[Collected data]

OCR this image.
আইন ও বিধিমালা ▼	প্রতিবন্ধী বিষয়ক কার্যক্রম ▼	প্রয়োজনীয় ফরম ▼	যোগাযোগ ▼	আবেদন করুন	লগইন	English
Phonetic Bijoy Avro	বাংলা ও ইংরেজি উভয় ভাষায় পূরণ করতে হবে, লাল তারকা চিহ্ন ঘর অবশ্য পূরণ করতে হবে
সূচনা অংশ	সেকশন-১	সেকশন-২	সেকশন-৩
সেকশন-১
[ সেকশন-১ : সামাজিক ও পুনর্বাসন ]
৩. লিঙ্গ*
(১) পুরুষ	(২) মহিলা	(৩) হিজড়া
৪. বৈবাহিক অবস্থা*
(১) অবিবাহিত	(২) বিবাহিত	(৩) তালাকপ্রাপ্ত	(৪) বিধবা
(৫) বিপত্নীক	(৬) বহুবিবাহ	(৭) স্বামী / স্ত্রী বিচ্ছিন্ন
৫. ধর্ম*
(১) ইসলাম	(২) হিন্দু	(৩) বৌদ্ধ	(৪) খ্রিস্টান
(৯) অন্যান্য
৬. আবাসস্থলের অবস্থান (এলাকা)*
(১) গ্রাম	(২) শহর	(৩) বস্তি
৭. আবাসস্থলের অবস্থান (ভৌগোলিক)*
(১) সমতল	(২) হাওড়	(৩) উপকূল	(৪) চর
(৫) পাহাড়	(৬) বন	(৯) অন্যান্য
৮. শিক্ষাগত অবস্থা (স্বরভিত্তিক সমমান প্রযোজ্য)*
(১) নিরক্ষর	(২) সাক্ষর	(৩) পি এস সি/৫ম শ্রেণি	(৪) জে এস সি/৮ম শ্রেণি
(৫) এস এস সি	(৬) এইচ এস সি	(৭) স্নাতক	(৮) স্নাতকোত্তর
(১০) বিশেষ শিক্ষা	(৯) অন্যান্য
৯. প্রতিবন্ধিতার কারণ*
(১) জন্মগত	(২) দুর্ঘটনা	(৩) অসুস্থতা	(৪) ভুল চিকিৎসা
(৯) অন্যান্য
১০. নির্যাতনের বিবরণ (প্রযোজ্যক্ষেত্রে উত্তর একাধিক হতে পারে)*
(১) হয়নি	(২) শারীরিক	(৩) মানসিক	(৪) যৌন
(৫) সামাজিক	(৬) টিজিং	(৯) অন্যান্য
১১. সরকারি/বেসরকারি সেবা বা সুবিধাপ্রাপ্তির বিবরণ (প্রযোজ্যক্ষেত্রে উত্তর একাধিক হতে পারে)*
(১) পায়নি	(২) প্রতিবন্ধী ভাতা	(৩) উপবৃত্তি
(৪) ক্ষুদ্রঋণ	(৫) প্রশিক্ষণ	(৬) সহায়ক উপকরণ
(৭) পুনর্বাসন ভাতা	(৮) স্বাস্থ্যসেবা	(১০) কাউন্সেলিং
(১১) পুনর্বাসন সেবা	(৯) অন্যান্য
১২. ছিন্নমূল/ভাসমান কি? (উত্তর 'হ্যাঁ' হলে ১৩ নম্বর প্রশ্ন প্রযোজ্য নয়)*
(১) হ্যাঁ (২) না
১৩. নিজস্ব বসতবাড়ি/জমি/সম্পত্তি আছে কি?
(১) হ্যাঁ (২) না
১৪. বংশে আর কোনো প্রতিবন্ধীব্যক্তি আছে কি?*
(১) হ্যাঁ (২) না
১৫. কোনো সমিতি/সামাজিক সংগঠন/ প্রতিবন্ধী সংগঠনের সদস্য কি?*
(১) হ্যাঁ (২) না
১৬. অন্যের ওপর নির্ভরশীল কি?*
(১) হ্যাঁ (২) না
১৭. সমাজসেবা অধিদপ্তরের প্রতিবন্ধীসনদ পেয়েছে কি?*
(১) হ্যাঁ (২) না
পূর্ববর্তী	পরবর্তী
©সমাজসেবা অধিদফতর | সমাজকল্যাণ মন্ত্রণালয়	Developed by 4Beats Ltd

_AIM OF THE TASK_.
Write each line above out exactly.

_TASK ANSWER_.
OCR this image.
আইন ও বিধিমালা ▼	প্রতিবন্ধী বিষয়ক কার্যক্রম ▼	প্রয়োজনীয় ফরম ▼	যোগাযোগ ▼	আবেদন করুন	লগইন	English
Phonetic Bijoy Avro	বাংলা ও ইংরেজি উভয় ভাষায় পূরণ করতে হবে, লাল তারকা চিহ্ন ঘর অবশ্য পূরণ করতে হবে
সূচনা অংশ	সেকশন-১	সেকশন-২	সেকশন-৩
সেকশন-১
[ সেকশন-১ : সামাজিক ও পুনর্বাসন ]
৩. লিঙ্গ*
(১) পুরুষ	(২) মহিলা	(৩) হিজড়া
৪. বৈবাহিক অবস্থা*
(১) অবিবাহিত	(২) বিবাহিত	(৩) তালাকপ্রাপ্ত	(৪) বিধবা
(৫) বিপত্নীক	(৬) বহুবিবাহ	(৭) স্বামী / স্ত্রী বিচ্ছিন্ন
৫. ধর্ম*
(১) ইসলাম	(২) হিন্দু	(৩) বৌদ্ধ	(৪) খ্রিস্টান
(৯) অন্যান্য
৬. আবাসস্থলের অবস্থান (এলাকা)*
(১) গ্রাম	(২) শহর	(৩) বস্তি
৭. আবাসস্থলের অবস্থান (ভৌগোলিক)*
(১) সমতল	(২) হাওড়	(৩) উপকূল	(৪) চর
(৫) পাহাড়	(৬) বন	(৯) অন্যান্য
৮. শিক্ষাগত অবস্থা (স্বরভিত্তিক সমমান প্রযোজ্য)*
(১) নিরক্ষর	(২) সাক্ষর	(৩) পি এস সি/৫ম শ্রেণি	(৪) জে এস সি/৮ম শ্রেণি
(৫) এস এস সি	(৬) এইচ এস সি	(৭) স্নাতক	(৮) স্নাতকোত্তর
(১০) বিশেষ শিক্ষা	(৯) অন্যান্য
৯. প্রতিবন্ধিতার কারণ*
(১) জন্মগত	(২) দুর্ঘটনা	(৩) অসুস্থতা	(৪) ভুল চিকিৎসা
(৯) অন্যান্য
১০. নির্যাতনের বিবরণ (প্রযোজ্যক্ষেত্রে উত্তর একাধিক হতে পারে)*
(১) হয়নি	(২) শারীরিক	(৩) মানসিক	(৪) যৌন
(৫) সামাজিক	(৬) টিজিং	(৯) অন্যান্য
১১. সরকারি/বেসরকারি সেবা বা সুবিধাপ্রাপ্তির বিবরণ (প্রযোজ্যক্ষেত্রে উত্তর একাধিক হতে পারে)*
(১) পায়নি	(২) প্রতিবন্ধী ভাতা	(৩) উপবৃত্তি
(৪) ক্ষুদ্রঋণ	(৫) প্রশিক্ষণ	(৬) সহায়ক উপকরণ
(৭) পুনর্বাসন ভাতা	(৮) স্বাস্থ্যসেবা	(১০) কাউন্সেলিং
(১১) পুনর্বাসন সেবা	(৯) অন্যান্য
১২. ছিন্নমূল/ভাসমান কি? (উত্তর 'হ্যাঁ' হলে ১৩ নম্বর প্রশ্ন প্রযোজ্য নয়)*
(১) হ্যাঁ (২) না
১৩. নিজস্ব বসতবাড়ি/জমি/সম্পত্তি আছে কি?
(১) হ্যাঁ (২) না
১৪. বংশে আর কোনো প্রতিবন্ধীব্যক্তি আছে কি?*
(১) হ্যাঁ (২) না
১৫. কোনো সমিতি/সামাজিক সংগঠন/ প্রতিবন্ধী সংগঠনের সদস্য কি?*
(১) হ্যাঁ (২) না
১৬. অন্যের ওপর নির্ভরশীল কি?*
(১) হ্যাঁ (২) না
১৭. সমাজসেবা অধিদপ্তরের প্রতিবন্ধীসনদ পেয়েছে কি?*
(১) হ্যাঁ (২) না
পূর্ববর্তী	পরবর্তী
©সমাজসেবা অধিদফতর | সমাজকল্যাণ মন্ত্রণালয়	Developed by 4Beats Ltd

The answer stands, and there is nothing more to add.